• _Task to carry out_
Write out the entire listing below exactly as it appears, minus any pictures.

(Data excerpts)
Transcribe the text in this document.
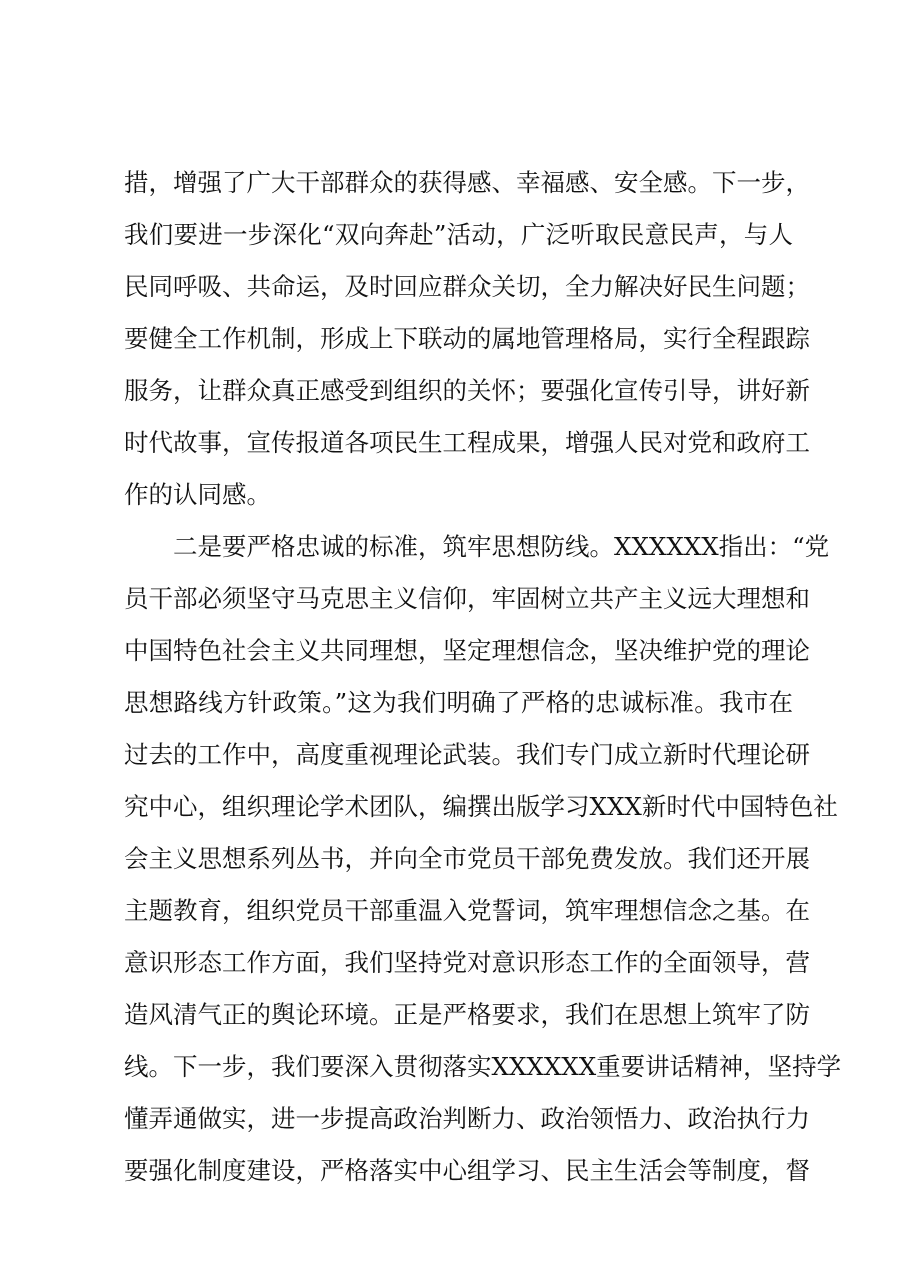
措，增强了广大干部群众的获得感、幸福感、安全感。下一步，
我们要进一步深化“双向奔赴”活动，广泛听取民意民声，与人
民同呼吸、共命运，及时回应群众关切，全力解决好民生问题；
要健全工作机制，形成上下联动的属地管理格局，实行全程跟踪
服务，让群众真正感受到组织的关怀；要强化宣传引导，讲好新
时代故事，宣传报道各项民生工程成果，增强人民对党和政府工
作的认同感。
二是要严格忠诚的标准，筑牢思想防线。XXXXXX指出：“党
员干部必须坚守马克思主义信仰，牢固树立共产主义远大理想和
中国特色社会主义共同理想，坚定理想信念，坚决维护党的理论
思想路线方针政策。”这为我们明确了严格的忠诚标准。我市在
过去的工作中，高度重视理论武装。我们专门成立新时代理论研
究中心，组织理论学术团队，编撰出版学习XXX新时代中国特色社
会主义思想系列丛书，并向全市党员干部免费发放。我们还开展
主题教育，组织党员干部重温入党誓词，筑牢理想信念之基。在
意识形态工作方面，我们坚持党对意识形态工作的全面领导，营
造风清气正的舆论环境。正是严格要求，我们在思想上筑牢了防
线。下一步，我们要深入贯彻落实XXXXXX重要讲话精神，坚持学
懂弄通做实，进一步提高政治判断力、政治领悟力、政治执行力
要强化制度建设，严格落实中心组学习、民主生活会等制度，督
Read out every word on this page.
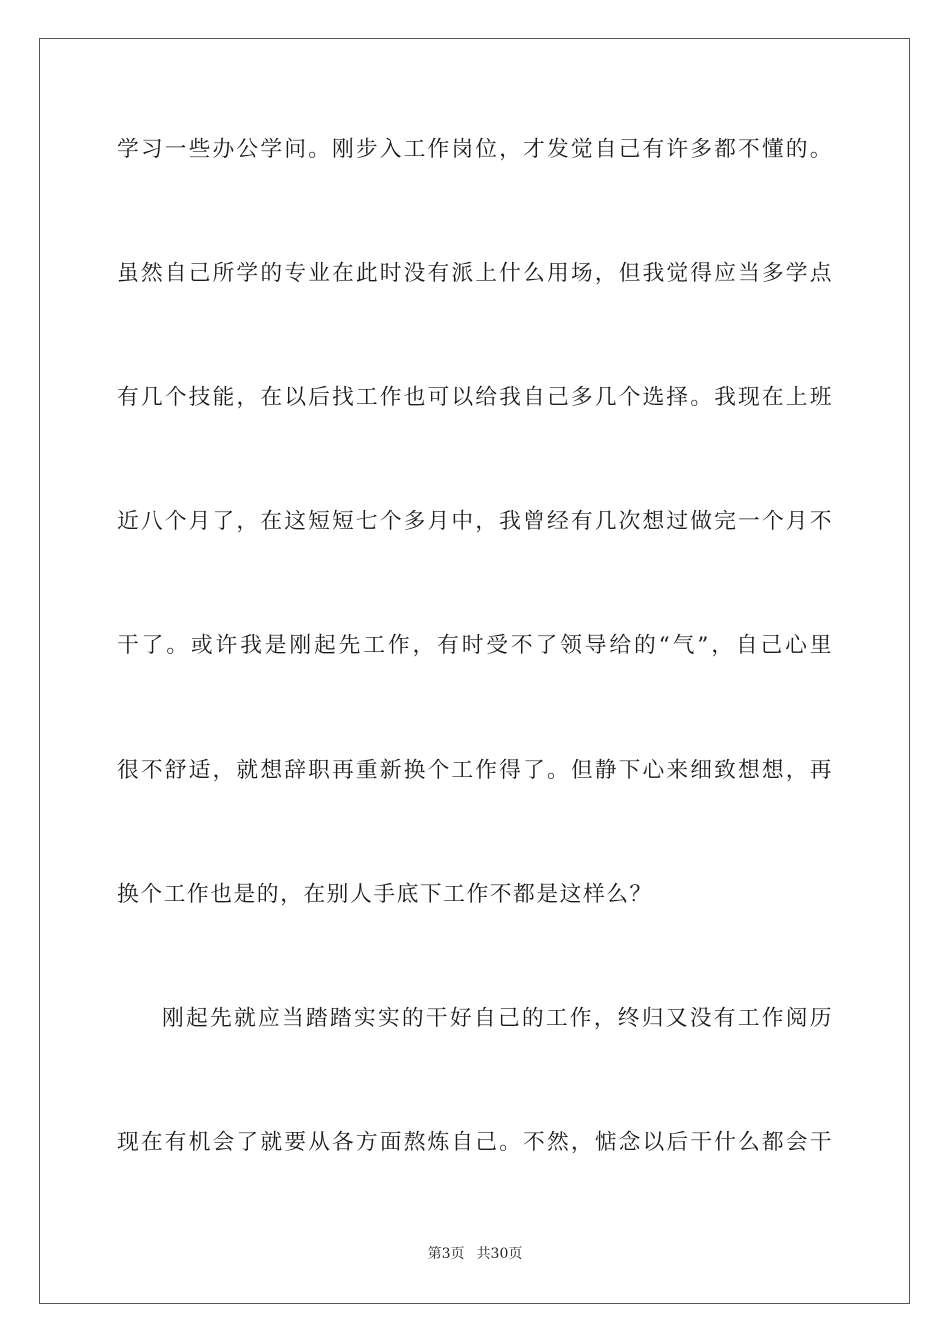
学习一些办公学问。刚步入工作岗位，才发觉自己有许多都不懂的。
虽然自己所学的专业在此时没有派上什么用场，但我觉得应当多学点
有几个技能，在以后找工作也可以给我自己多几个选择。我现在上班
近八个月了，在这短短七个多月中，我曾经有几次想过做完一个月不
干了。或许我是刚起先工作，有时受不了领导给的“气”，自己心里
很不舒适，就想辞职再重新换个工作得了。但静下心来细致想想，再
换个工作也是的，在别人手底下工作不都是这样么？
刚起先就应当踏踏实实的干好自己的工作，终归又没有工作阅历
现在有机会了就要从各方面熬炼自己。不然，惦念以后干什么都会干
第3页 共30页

• _Worked answer_
Transcribe the text in this document.
措，增强了广大干部群众的获得感、幸福感、安全感。下一步，
我们要进一步深化“双向奔赴”活动，广泛听取民意民声，与人
民同呼吸、共命运，及时回应群众关切，全力解决好民生问题；
要健全工作机制，形成上下联动的属地管理格局，实行全程跟踪
服务，让群众真正感受到组织的关怀；要强化宣传引导，讲好新
时代故事，宣传报道各项民生工程成果，增强人民对党和政府工
作的认同感。
二是要严格忠诚的标准，筑牢思想防线。XXXXXX指出：“党
员干部必须坚守马克思主义信仰，牢固树立共产主义远大理想和
中国特色社会主义共同理想，坚定理想信念，坚决维护党的理论
思想路线方针政策。”这为我们明确了严格的忠诚标准。我市在
过去的工作中，高度重视理论武装。我们专门成立新时代理论研
究中心，组织理论学术团队，编撰出版学习XXX新时代中国特色社
会主义思想系列丛书，并向全市党员干部免费发放。我们还开展
主题教育，组织党员干部重温入党誓词，筑牢理想信念之基。在
意识形态工作方面，我们坚持党对意识形态工作的全面领导，营
造风清气正的舆论环境。正是严格要求，我们在思想上筑牢了防
线。下一步，我们要深入贯彻落实XXXXXX重要讲话精神，坚持学
懂弄通做实，进一步提高政治判断力、政治领悟力、政治执行力
要强化制度建设，严格落实中心组学习、民主生活会等制度，督
Read out every word on this page.
学习一些办公学问。刚步入工作岗位，才发觉自己有许多都不懂的。
虽然自己所学的专业在此时没有派上什么用场，但我觉得应当多学点
有几个技能，在以后找工作也可以给我自己多几个选择。我现在上班
近八个月了，在这短短七个多月中，我曾经有几次想过做完一个月不
干了。或许我是刚起先工作，有时受不了领导给的“气”，自己心里
很不舒适，就想辞职再重新换个工作得了。但静下心来细致想想，再
换个工作也是的，在别人手底下工作不都是这样么？
刚起先就应当踏踏实实的干好自己的工作，终归又没有工作阅历
现在有机会了就要从各方面熬炼自己。不然，惦念以后干什么都会干
第3页 共30页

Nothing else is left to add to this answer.